* _SET TASK_: Report only how many lines hold the word "كانع".

* _MATERIAL TO PROCESS_:
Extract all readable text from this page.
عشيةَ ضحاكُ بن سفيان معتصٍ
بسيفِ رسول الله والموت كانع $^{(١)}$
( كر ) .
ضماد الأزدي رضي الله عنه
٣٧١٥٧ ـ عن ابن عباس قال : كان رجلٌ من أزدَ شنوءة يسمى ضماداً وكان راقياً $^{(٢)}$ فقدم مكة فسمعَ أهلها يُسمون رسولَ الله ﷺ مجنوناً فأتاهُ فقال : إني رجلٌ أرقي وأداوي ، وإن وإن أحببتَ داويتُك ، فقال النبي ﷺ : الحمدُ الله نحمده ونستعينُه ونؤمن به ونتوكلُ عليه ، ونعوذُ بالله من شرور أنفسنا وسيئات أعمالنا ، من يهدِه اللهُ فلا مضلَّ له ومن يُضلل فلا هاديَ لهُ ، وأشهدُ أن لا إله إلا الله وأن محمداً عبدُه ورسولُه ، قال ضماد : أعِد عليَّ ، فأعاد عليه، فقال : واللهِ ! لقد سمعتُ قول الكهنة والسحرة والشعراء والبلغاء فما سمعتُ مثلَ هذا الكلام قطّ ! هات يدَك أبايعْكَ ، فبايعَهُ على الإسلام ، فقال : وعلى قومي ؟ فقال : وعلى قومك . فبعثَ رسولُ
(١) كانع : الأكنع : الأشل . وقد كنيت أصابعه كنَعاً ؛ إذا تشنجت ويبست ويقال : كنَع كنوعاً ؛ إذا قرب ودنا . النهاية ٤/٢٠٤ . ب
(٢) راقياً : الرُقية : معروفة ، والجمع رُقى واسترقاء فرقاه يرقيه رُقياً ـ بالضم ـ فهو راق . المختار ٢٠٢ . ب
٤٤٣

* _EXPECTED ANSWER_: 2